**What you are asked to do:** Tally how many lines hold the string "this". Your reply should be that number alone.

**Given information:**
※

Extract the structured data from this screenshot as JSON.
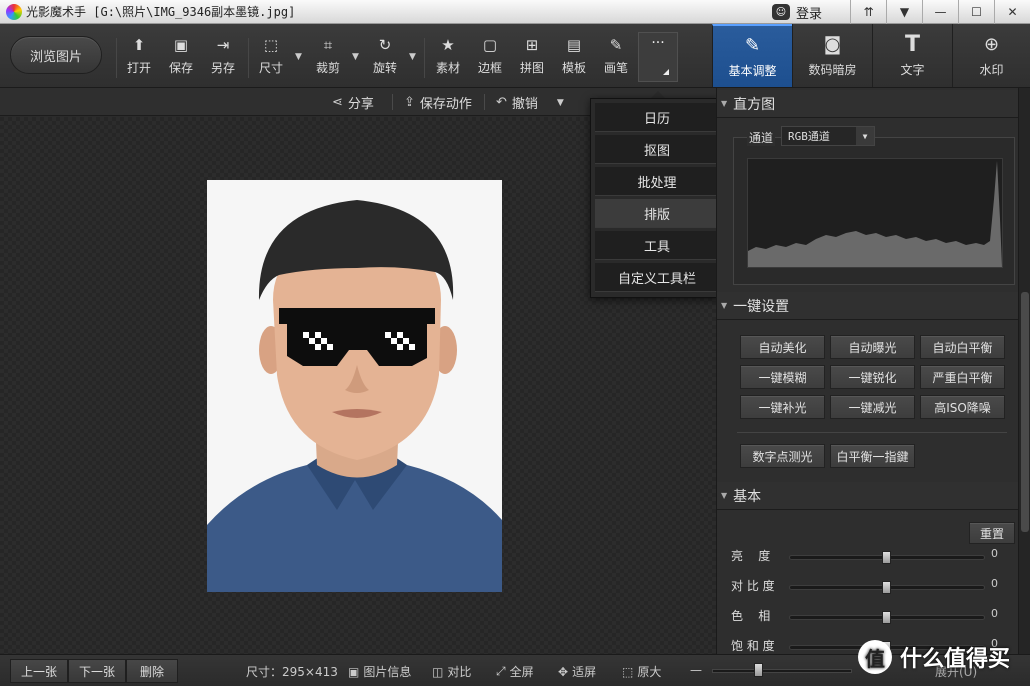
{
  "window": {
    "app_name": "光影魔术手",
    "file_path": "[G:\\照片\\IMG_9346副本墨镜.jpg]",
    "login_label": "登录"
  },
  "toolbar": {
    "browse_label": "浏览图片",
    "tools": [
      {
        "label": "打开",
        "icon": "open-icon"
      },
      {
        "label": "保存",
        "icon": "save-icon"
      },
      {
        "label": "另存",
        "icon": "save-as-icon"
      },
      {
        "label": "尺寸",
        "icon": "resize-icon"
      },
      {
        "label": "裁剪",
        "icon": "crop-icon"
      },
      {
        "label": "旋转",
        "icon": "rotate-icon"
      },
      {
        "label": "素材",
        "icon": "material-icon"
      },
      {
        "label": "边框",
        "icon": "border-icon"
      },
      {
        "label": "拼图",
        "icon": "collage-icon"
      },
      {
        "label": "模板",
        "icon": "template-icon"
      },
      {
        "label": "画笔",
        "icon": "brush-icon"
      }
    ],
    "more_label": "···"
  },
  "right_tabs": [
    {
      "label": "基本调整",
      "active": true
    },
    {
      "label": "数码暗房",
      "active": false
    },
    {
      "label": "文字",
      "active": false
    },
    {
      "label": "水印",
      "active": false
    }
  ],
  "subbar": {
    "share": "分享",
    "save_action": "保存动作",
    "undo": "撤销"
  },
  "more_menu": [
    "日历",
    "抠图",
    "批处理",
    "排版",
    "工具",
    "自定义工具栏"
  ],
  "panel": {
    "histogram": {
      "title": "直方图",
      "channel_label": "通道",
      "channel_value": "RGB通道"
    },
    "one_click": {
      "title": "一键设置",
      "buttons": [
        "自动美化",
        "自动曝光",
        "自动白平衡",
        "一键模糊",
        "一键锐化",
        "严重白平衡",
        "一键补光",
        "一键减光",
        "高ISO降噪"
      ],
      "extra_buttons": [
        "数字点测光",
        "白平衡一指鍵"
      ]
    },
    "basic": {
      "title": "基本",
      "reset_label": "重置",
      "sliders": [
        {
          "label": "亮    度",
          "value": 0
        },
        {
          "label": "对 比 度",
          "value": 0
        },
        {
          "label": "色    相",
          "value": 0
        },
        {
          "label": "饱 和 度",
          "value": 0
        }
      ]
    }
  },
  "bottombar": {
    "prev": "上一张",
    "next": "下一张",
    "delete": "删除",
    "size_text": "尺寸：295×413",
    "info": "图片信息",
    "compare": "对比",
    "fullscreen": "全屏",
    "fit": "适屏",
    "original": "原大",
    "expand": "展开(U)"
  },
  "watermark_text": "什么值得买",
  "colors": {
    "accent_tab": "#1d4f8f",
    "shirt": "#3a5a8c",
    "background": "#2b2b2b"
  }
}
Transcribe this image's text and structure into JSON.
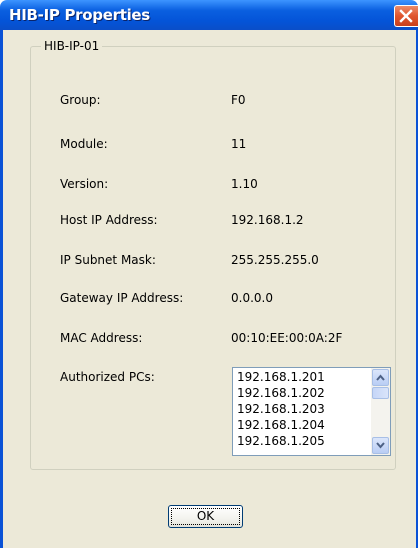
{
  "window": {
    "title": "HIB-IP Properties"
  },
  "group": {
    "label": "HIB-IP-01"
  },
  "fields": [
    {
      "label": "Group:",
      "value": "F0"
    },
    {
      "label": "Module:",
      "value": "11"
    },
    {
      "label": "Version:",
      "value": "1.10"
    },
    {
      "label": "Host IP Address:",
      "value": "192.168.1.2"
    },
    {
      "label": "IP Subnet Mask:",
      "value": "255.255.255.0"
    },
    {
      "label": "Gateway IP Address:",
      "value": "0.0.0.0"
    },
    {
      "label": "MAC Address:",
      "value": "00:10:EE:00:0A:2F"
    }
  ],
  "authorized_pcs": {
    "label": "Authorized PCs:",
    "items": [
      "192.168.1.201",
      "192.168.1.202",
      "192.168.1.203",
      "192.168.1.204",
      "192.168.1.205"
    ]
  },
  "buttons": {
    "ok": "OK"
  },
  "icons": {
    "close": "close-icon",
    "scroll_up": "scroll-up-arrow-icon",
    "scroll_down": "scroll-down-arrow-icon"
  },
  "colors": {
    "titlebar": "#0454d8",
    "client_background": "#ece9d8",
    "close_button": "#e0552e"
  }
}
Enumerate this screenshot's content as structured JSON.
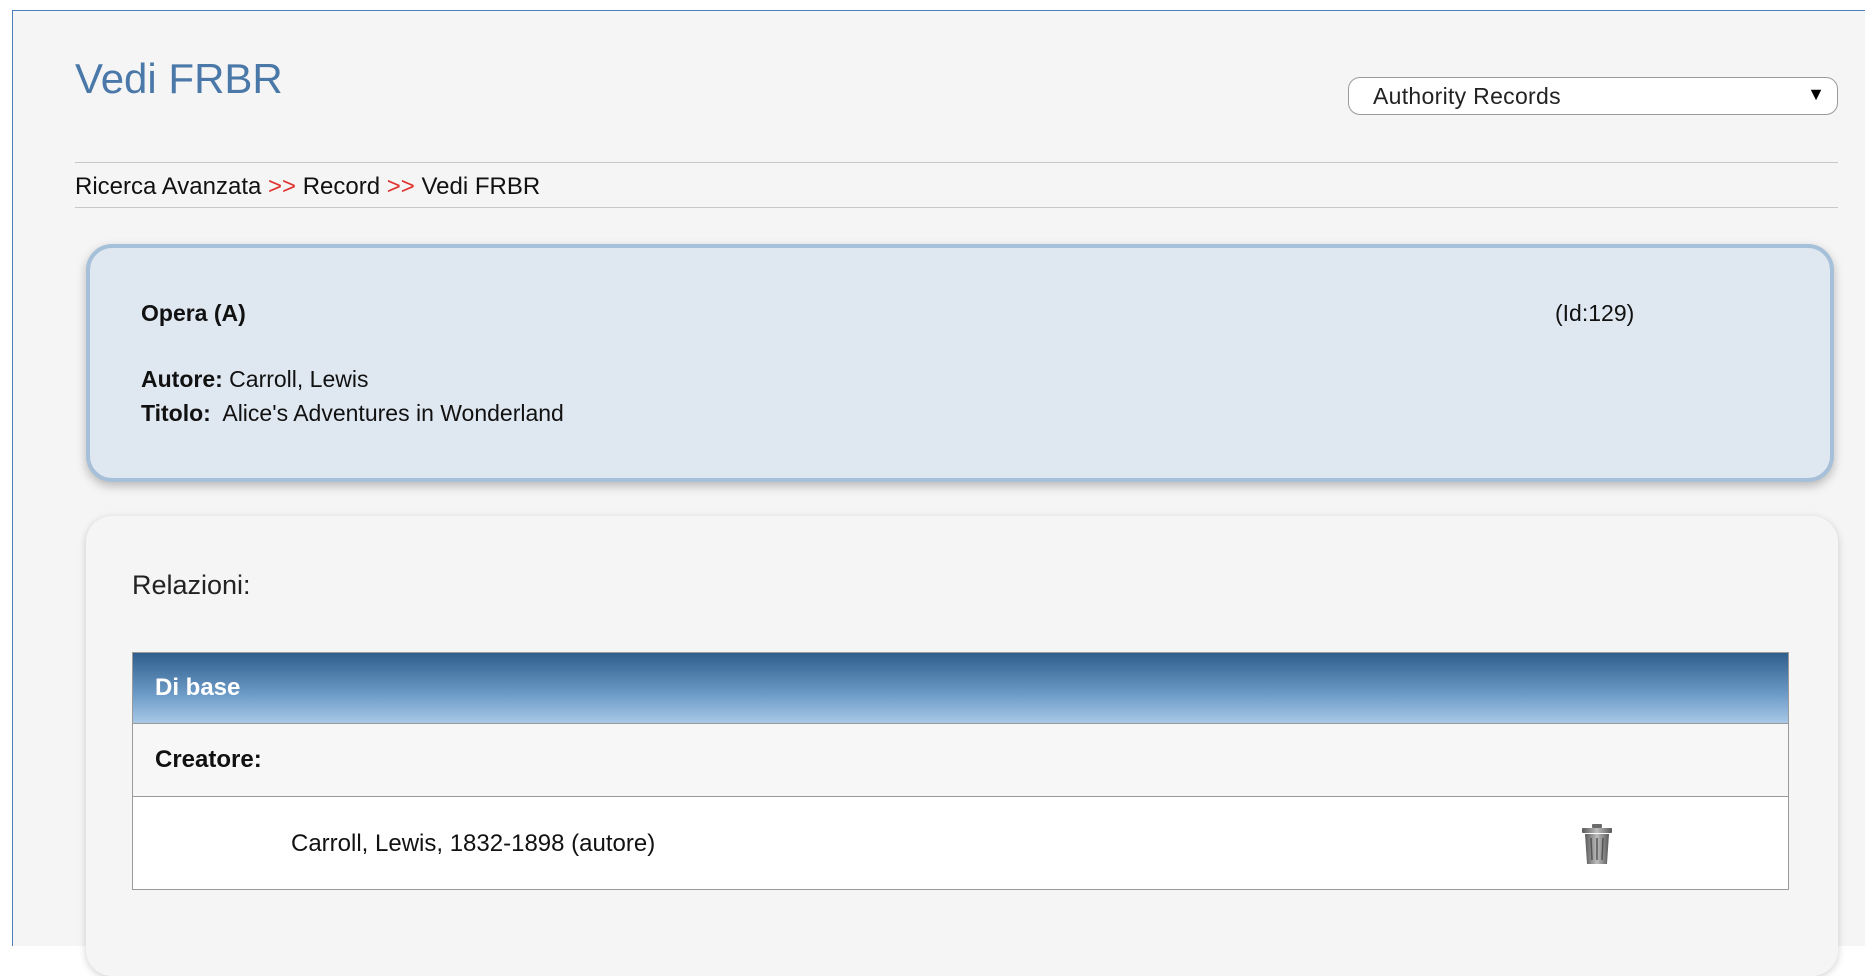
{
  "page": {
    "title": "Vedi FRBR"
  },
  "record_type_select": {
    "selected": "Authority Records",
    "arrow": "▼"
  },
  "breadcrumb": {
    "items": [
      "Ricerca Avanzata",
      "Record",
      "Vedi FRBR"
    ],
    "separator": " >> "
  },
  "record": {
    "type_label": "Opera (A)",
    "id_label": "(Id:129)",
    "author_label": "Autore:",
    "author_value": " Carroll, Lewis",
    "title_label": "Titolo:",
    "title_value": "  Alice's Adventures in Wonderland"
  },
  "relations": {
    "heading": "Relazioni:",
    "section_header": "Di base",
    "group_label": "Creatore:",
    "entries": [
      {
        "text": "Carroll, Lewis, 1832-1898 (autore)",
        "action_icon": "trash-icon"
      }
    ]
  },
  "colors": {
    "title": "#4a78a8",
    "separator": "#e0322e",
    "record_card_bg": "#dfe8f1",
    "record_card_border": "#a7c0d9",
    "table_header_top": "#2f5e8c",
    "table_header_bottom": "#a8c8e6"
  }
}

※

**Exercise solution:** 3